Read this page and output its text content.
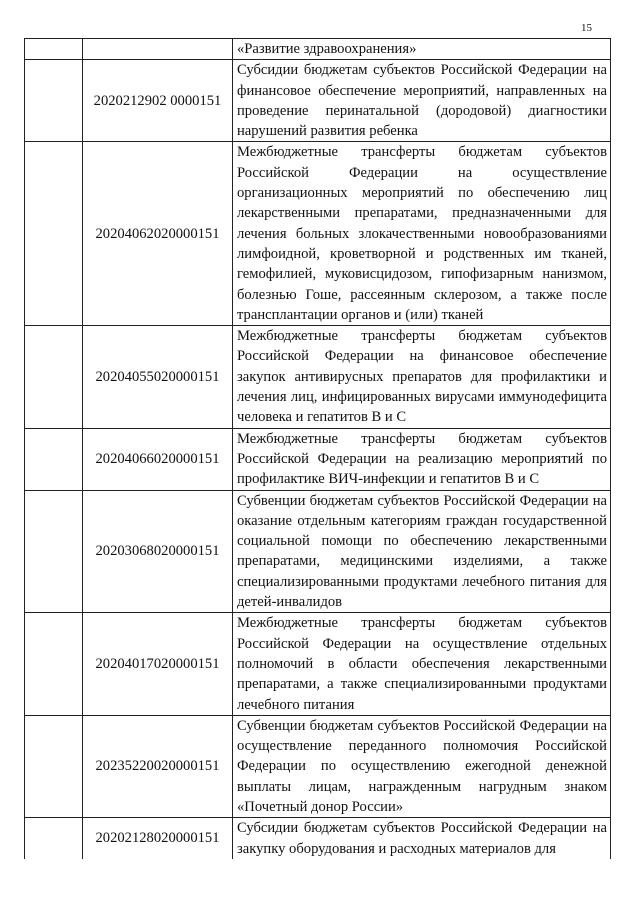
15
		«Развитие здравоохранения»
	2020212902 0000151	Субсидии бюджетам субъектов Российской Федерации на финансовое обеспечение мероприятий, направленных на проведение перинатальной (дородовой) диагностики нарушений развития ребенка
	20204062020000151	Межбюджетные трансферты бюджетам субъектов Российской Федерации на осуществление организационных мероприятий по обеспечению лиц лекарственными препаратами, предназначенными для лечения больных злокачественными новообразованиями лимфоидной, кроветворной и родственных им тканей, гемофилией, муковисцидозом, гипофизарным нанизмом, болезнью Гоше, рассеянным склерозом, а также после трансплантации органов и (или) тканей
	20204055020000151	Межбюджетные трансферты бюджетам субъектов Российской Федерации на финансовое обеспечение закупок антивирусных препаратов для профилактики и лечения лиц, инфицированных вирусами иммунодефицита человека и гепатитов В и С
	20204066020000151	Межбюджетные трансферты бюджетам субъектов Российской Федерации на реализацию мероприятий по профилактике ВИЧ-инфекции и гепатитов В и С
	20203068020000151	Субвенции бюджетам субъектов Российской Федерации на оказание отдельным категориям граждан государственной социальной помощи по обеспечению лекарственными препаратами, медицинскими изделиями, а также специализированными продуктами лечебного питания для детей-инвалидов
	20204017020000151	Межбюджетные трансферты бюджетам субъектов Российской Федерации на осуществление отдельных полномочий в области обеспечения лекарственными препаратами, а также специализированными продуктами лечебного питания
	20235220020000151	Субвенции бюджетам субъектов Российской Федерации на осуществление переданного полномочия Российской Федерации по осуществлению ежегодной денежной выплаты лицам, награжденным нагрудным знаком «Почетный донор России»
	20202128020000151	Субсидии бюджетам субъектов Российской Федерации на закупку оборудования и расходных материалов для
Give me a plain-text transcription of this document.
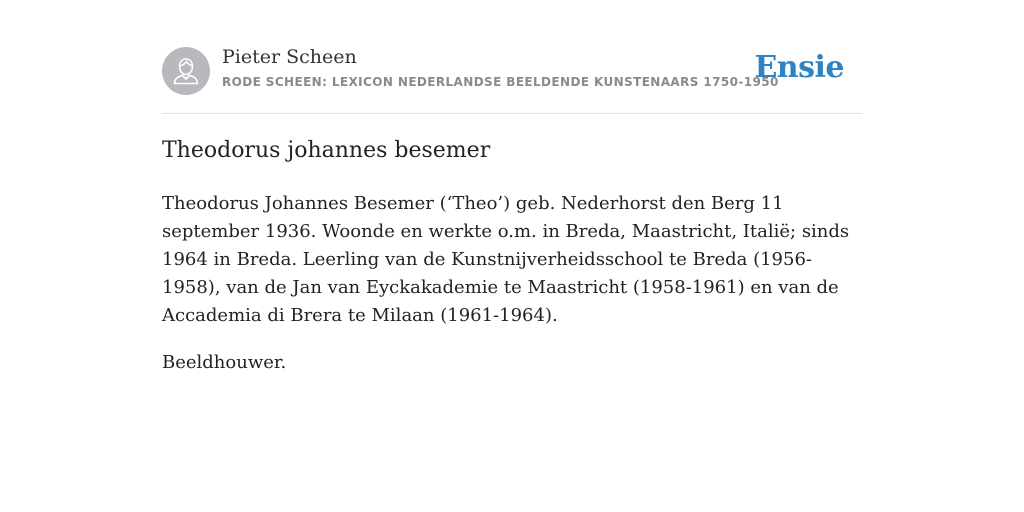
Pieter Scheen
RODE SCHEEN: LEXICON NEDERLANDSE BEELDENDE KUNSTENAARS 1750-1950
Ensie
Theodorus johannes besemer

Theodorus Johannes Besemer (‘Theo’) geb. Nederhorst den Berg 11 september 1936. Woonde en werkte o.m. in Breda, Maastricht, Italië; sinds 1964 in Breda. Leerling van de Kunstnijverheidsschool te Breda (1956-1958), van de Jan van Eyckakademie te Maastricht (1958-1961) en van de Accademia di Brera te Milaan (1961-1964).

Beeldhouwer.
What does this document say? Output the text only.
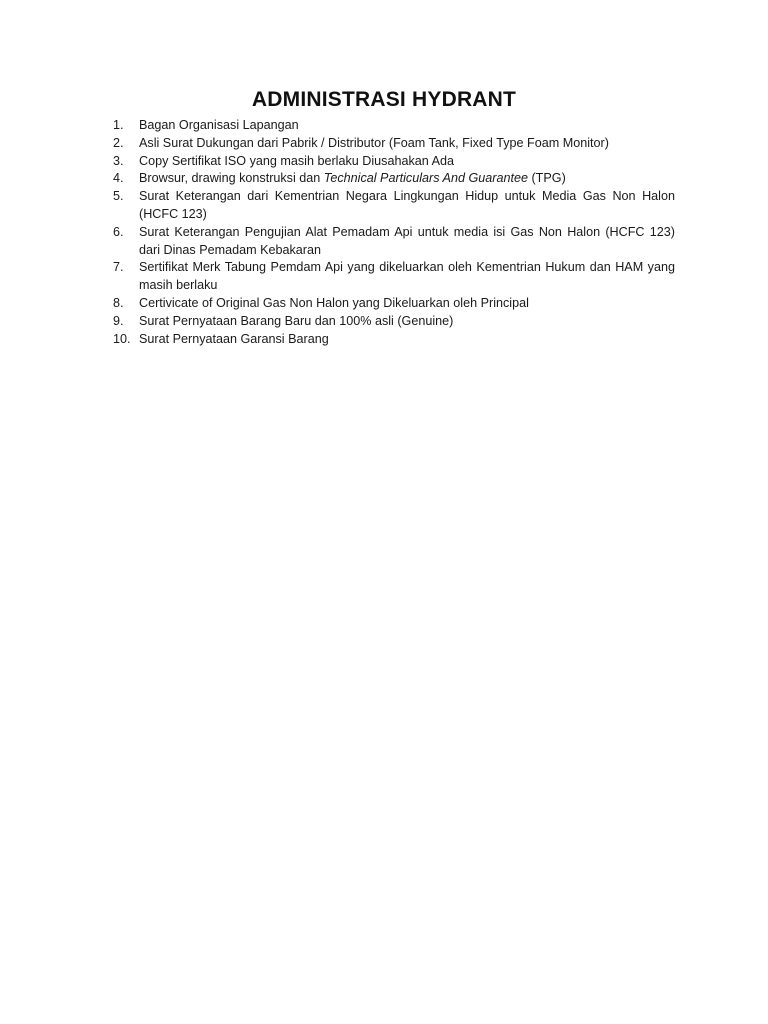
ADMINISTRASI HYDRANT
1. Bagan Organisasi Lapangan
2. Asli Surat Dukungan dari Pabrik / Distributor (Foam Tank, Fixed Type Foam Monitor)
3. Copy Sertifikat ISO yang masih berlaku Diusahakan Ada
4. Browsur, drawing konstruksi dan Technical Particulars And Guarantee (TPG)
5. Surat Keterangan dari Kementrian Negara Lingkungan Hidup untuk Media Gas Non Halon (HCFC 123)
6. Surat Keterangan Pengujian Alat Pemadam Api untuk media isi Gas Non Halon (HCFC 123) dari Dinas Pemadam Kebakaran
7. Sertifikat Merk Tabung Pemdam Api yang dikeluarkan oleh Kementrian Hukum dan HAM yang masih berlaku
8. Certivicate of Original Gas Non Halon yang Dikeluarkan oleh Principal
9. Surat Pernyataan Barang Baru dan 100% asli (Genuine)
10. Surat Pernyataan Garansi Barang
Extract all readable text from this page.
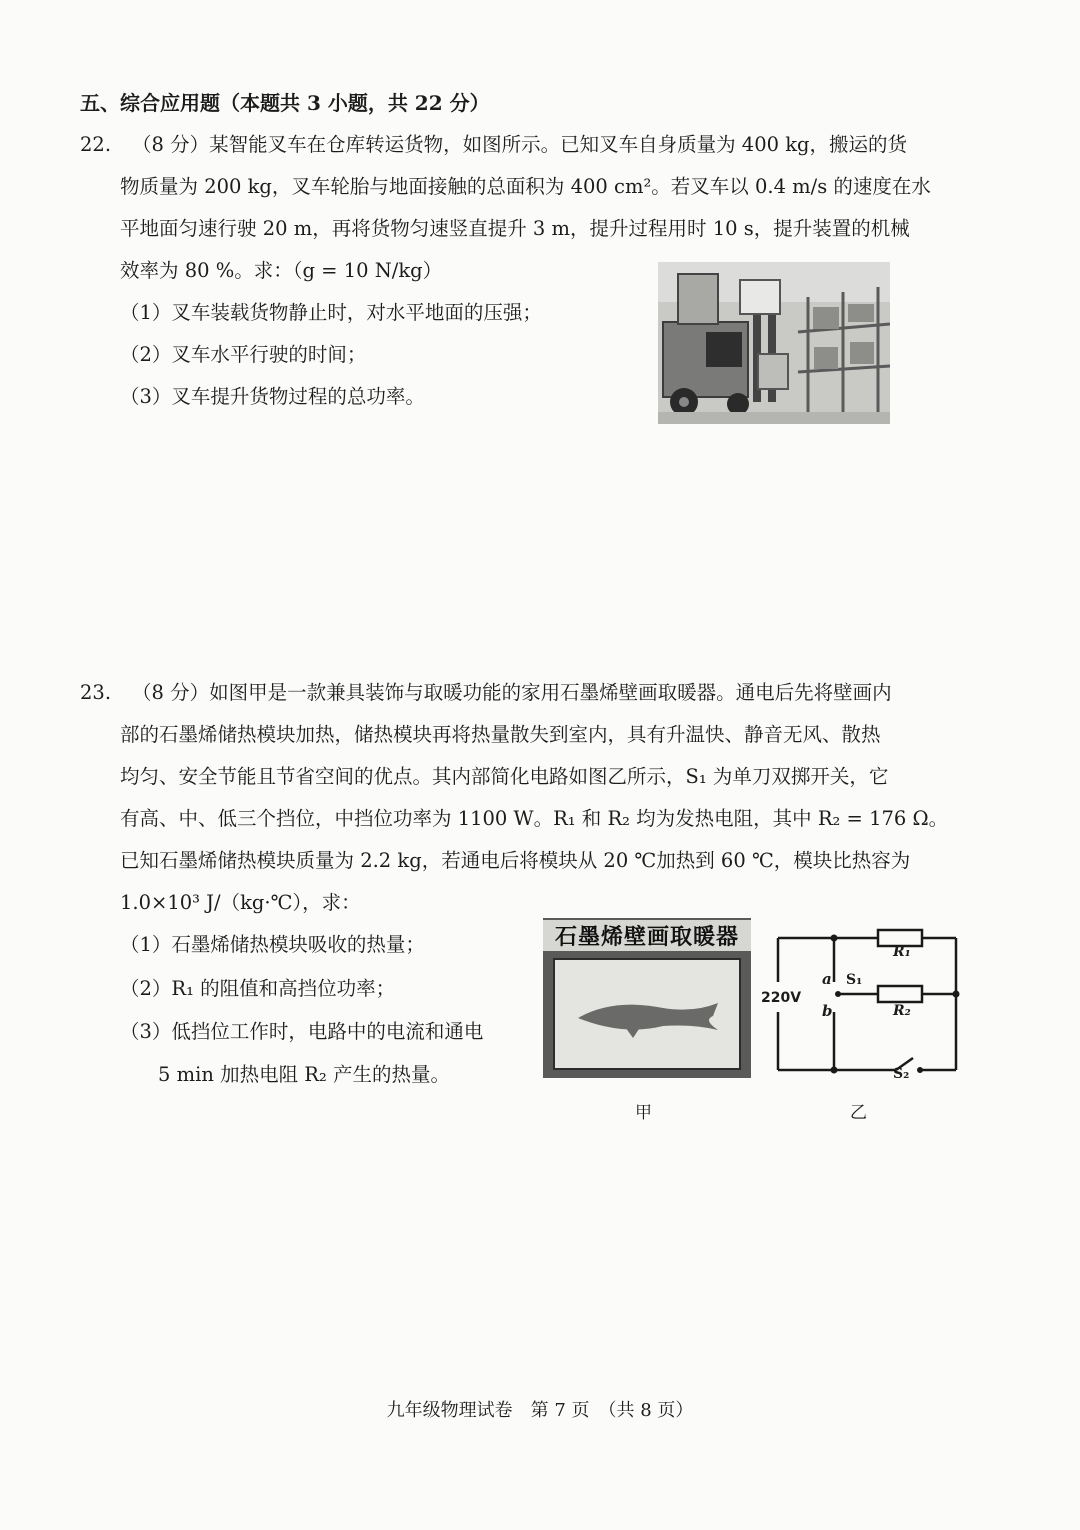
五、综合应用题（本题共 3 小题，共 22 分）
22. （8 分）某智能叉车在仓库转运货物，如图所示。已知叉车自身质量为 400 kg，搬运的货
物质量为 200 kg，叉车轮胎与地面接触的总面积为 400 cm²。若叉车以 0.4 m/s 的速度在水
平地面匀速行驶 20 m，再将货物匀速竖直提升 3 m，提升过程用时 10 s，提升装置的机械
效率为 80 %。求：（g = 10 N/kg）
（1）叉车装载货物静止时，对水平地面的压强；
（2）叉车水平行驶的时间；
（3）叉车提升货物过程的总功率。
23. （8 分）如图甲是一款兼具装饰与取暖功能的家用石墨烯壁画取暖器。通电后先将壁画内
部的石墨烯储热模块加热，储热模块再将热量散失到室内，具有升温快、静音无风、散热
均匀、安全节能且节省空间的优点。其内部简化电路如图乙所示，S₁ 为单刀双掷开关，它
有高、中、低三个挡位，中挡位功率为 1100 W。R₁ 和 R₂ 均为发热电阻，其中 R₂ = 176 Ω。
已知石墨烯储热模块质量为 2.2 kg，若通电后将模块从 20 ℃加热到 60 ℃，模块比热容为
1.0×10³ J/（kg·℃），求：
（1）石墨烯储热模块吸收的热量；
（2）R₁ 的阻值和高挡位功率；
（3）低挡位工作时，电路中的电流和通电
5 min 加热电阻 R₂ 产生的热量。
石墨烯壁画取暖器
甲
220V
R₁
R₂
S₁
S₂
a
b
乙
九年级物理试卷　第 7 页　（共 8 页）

========================================

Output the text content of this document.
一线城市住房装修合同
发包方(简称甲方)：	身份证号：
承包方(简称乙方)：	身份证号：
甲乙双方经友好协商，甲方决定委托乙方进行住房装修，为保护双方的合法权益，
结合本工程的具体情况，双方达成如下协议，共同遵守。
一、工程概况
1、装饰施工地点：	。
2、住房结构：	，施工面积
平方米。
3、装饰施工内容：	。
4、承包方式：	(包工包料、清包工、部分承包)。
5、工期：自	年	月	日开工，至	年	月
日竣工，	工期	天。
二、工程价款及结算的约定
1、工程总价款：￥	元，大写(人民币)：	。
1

========================================

== DIRECTIONS FOR THIS TASK ==
Copy all the lines above that hold the string "Kementrian".

== SOLUTION BELOW ==
5. Surat Keterangan dari Kementrian Negara Lingkungan Hidup untuk Media Gas Non Halon (HCFC 123)
7. Sertifikat Merk Tabung Pemdam Api yang dikeluarkan oleh Kementrian Hukum dan HAM yang masih berlaku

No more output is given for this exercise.